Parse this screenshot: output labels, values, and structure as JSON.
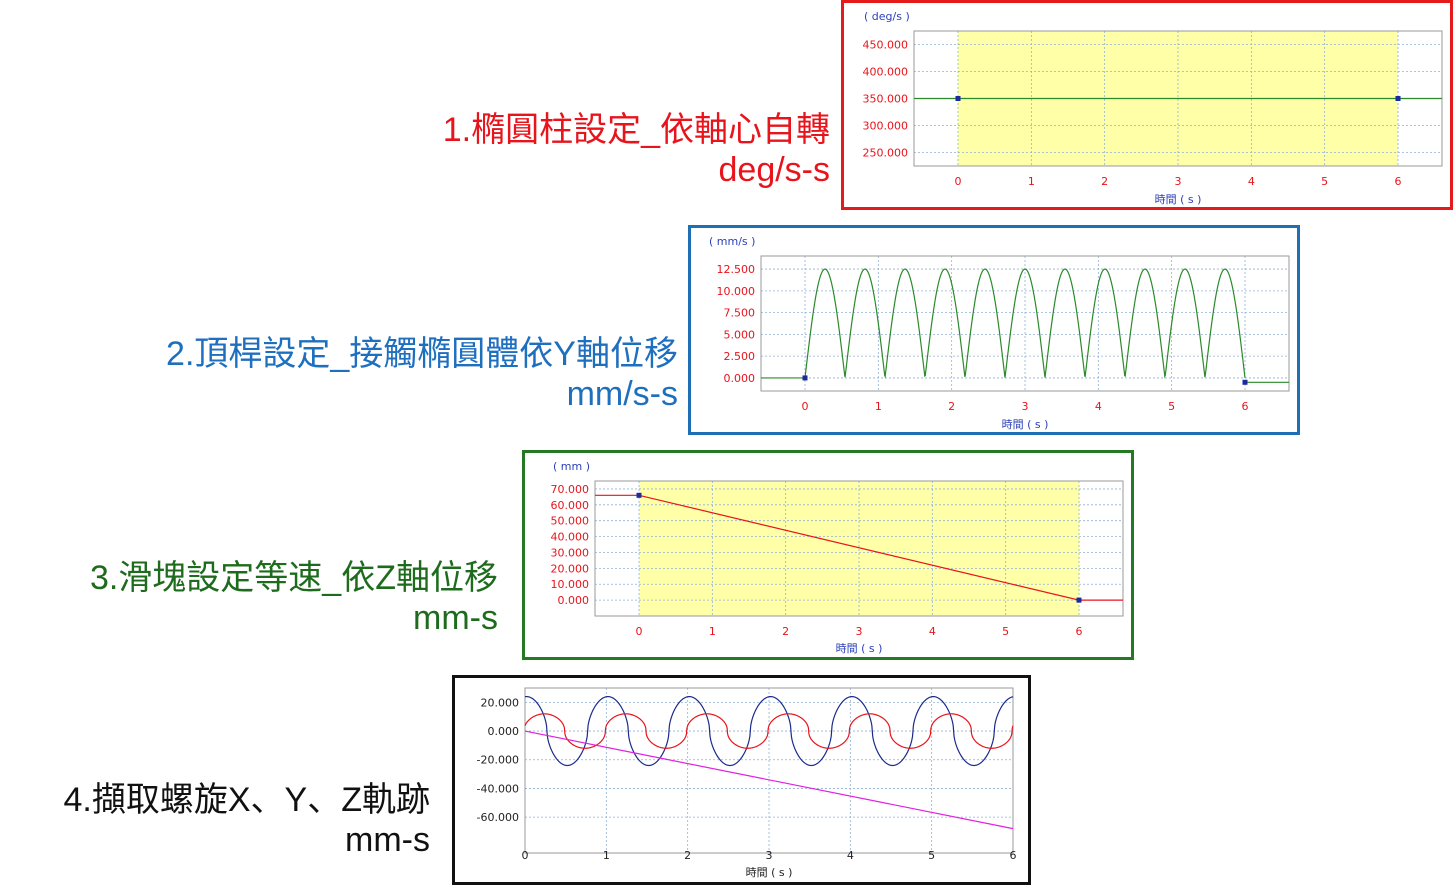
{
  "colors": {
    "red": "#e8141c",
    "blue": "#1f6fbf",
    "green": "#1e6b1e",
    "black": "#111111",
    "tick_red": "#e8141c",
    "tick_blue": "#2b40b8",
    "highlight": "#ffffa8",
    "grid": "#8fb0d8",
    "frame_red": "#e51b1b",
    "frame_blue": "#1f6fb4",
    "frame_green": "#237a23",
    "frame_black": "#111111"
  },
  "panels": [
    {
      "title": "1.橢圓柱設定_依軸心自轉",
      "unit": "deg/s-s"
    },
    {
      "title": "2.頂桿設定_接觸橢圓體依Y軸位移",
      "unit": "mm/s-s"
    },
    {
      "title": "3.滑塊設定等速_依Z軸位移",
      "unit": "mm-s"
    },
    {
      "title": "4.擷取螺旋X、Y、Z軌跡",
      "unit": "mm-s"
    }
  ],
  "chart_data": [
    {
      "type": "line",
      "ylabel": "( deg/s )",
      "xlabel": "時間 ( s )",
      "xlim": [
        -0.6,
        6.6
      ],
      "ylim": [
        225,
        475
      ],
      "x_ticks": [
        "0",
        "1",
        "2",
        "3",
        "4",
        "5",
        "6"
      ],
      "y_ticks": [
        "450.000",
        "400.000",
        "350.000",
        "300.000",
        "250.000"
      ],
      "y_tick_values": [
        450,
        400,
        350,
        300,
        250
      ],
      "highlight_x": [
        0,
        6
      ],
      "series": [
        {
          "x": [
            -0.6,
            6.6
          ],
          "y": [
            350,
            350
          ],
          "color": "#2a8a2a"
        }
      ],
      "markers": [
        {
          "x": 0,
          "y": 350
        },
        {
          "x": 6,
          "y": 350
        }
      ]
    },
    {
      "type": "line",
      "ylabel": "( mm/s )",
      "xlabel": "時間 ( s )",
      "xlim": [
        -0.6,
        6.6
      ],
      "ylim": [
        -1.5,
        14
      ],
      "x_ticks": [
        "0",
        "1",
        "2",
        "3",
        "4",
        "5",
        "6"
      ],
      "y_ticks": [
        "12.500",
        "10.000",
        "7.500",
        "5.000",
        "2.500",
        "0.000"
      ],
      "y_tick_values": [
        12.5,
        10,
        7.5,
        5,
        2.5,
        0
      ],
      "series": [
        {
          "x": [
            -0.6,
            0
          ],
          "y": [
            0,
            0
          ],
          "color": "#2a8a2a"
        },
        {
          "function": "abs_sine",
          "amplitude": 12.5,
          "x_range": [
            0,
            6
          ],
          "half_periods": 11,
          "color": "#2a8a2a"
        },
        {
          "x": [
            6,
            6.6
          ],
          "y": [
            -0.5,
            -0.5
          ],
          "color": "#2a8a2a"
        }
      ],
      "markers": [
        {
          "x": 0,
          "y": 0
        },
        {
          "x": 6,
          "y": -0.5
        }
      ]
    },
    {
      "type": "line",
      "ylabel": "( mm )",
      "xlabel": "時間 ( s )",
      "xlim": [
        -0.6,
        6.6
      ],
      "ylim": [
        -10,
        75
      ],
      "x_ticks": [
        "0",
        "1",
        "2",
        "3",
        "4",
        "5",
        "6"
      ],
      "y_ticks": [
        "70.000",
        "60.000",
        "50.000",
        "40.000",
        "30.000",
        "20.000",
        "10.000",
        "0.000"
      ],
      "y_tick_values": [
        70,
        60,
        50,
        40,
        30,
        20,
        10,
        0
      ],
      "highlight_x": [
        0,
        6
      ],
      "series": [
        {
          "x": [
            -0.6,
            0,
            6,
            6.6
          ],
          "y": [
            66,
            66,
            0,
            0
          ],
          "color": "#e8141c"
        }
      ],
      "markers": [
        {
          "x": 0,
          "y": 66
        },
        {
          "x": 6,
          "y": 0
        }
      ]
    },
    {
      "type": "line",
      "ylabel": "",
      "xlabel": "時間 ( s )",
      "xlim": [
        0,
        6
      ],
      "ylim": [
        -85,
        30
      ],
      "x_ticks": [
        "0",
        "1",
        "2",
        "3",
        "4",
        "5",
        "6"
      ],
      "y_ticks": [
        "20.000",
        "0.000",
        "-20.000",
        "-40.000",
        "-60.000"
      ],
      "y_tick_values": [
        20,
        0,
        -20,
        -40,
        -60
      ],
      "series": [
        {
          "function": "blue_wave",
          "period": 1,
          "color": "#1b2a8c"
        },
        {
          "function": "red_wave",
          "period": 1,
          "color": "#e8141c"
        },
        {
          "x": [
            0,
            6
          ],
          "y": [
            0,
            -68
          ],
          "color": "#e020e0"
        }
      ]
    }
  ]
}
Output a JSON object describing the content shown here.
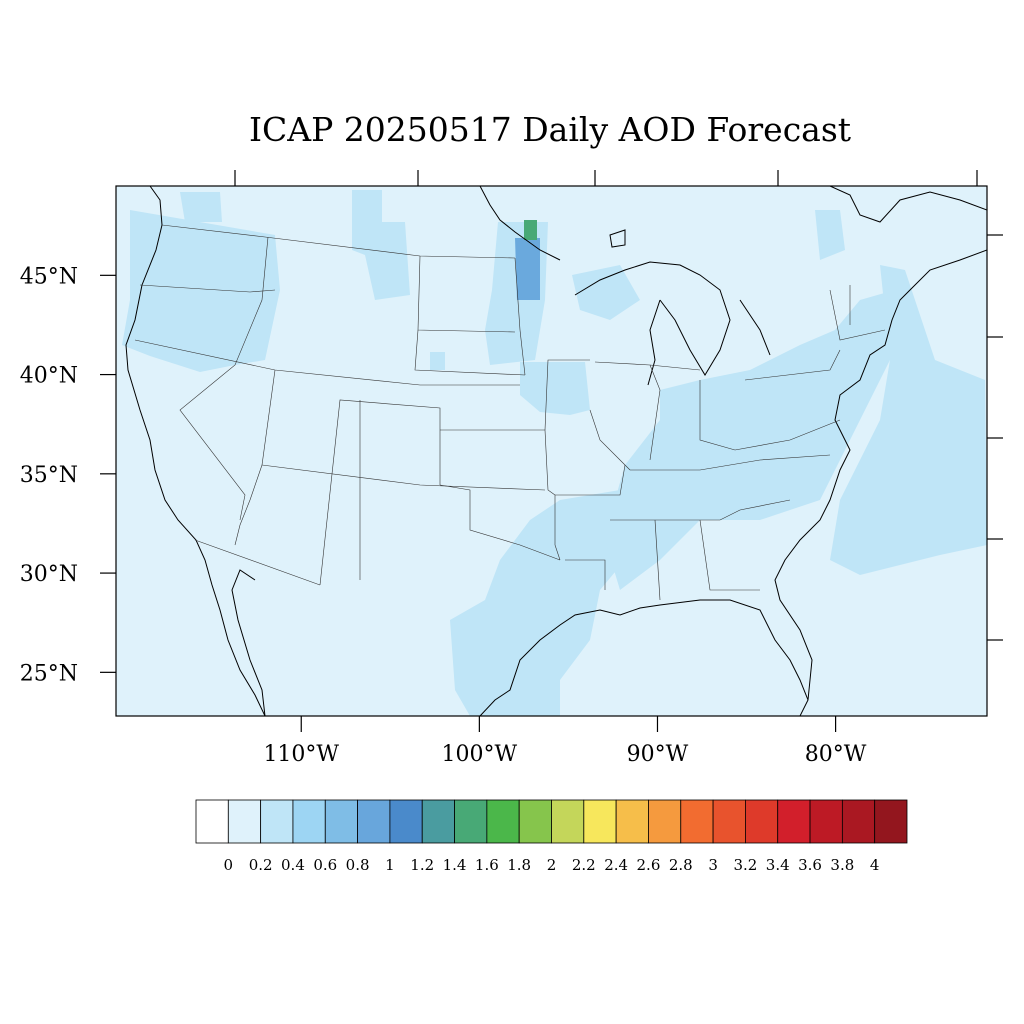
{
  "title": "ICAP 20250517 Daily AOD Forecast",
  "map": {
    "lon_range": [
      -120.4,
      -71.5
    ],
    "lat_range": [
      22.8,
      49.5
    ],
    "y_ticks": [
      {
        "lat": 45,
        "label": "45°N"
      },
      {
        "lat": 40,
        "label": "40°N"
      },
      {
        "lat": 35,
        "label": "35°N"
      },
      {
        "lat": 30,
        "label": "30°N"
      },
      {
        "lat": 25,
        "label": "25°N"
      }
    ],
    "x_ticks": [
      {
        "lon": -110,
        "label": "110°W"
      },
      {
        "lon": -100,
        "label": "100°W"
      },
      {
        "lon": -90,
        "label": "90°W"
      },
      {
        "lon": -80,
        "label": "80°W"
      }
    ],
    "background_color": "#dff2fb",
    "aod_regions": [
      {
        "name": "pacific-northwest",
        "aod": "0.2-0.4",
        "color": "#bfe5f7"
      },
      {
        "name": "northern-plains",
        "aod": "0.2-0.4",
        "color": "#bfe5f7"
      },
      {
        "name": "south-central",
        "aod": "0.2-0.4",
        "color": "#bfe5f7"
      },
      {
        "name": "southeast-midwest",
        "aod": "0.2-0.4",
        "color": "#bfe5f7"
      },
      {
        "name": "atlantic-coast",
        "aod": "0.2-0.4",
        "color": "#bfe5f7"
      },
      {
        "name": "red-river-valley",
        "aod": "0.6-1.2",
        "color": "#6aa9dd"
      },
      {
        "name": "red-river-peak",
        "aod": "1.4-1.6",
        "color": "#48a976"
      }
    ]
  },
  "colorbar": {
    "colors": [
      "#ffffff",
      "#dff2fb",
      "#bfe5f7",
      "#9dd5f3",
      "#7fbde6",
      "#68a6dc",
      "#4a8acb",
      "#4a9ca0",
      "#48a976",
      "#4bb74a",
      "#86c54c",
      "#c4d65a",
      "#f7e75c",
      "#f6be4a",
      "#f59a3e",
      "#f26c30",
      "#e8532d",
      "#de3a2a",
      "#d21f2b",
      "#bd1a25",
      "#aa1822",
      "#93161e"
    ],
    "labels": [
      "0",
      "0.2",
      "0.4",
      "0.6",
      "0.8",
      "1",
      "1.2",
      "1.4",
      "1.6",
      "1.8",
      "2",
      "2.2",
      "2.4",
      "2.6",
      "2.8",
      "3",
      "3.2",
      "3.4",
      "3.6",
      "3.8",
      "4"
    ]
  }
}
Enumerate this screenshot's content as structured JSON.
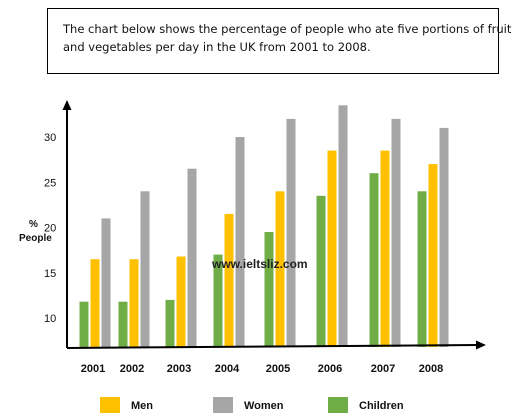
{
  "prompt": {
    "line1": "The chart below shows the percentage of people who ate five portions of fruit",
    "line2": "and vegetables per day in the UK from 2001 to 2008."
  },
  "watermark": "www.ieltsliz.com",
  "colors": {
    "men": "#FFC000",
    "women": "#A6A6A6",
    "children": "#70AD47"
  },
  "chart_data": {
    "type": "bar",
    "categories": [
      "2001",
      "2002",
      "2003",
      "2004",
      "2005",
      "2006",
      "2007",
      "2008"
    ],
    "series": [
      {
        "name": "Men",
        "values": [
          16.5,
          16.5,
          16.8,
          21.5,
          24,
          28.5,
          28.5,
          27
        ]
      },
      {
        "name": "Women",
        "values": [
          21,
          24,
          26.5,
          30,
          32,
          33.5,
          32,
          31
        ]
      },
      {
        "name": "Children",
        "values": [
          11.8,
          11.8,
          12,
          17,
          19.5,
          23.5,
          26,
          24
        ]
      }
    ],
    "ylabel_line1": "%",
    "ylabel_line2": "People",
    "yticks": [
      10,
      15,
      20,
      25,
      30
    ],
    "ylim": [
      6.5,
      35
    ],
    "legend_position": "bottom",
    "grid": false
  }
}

> _What is expected_
From the material above, write out exactly the lines from the line with "Enumerate this screenshot's" through the closing line, inclusive, and no pictures.

> _Written reply_
Enumerate this screenshot's content as structured JSON.
{
  "prompt": {
    "line1": "The chart below shows the percentage of people who ate five portions of fruit",
    "line2": "and vegetables per day in the UK from 2001 to 2008."
  },
  "watermark": "www.ieltsliz.com",
  "colors": {
    "men": "#FFC000",
    "women": "#A6A6A6",
    "children": "#70AD47"
  },
  "chart_data": {
    "type": "bar",
    "categories": [
      "2001",
      "2002",
      "2003",
      "2004",
      "2005",
      "2006",
      "2007",
      "2008"
    ],
    "series": [
      {
        "name": "Men",
        "values": [
          16.5,
          16.5,
          16.8,
          21.5,
          24,
          28.5,
          28.5,
          27
        ]
      },
      {
        "name": "Women",
        "values": [
          21,
          24,
          26.5,
          30,
          32,
          33.5,
          32,
          31
        ]
      },
      {
        "name": "Children",
        "values": [
          11.8,
          11.8,
          12,
          17,
          19.5,
          23.5,
          26,
          24
        ]
      }
    ],
    "ylabel_line1": "%",
    "ylabel_line2": "People",
    "yticks": [
      10,
      15,
      20,
      25,
      30
    ],
    "ylim": [
      6.5,
      35
    ],
    "legend_position": "bottom",
    "grid": false
  }
}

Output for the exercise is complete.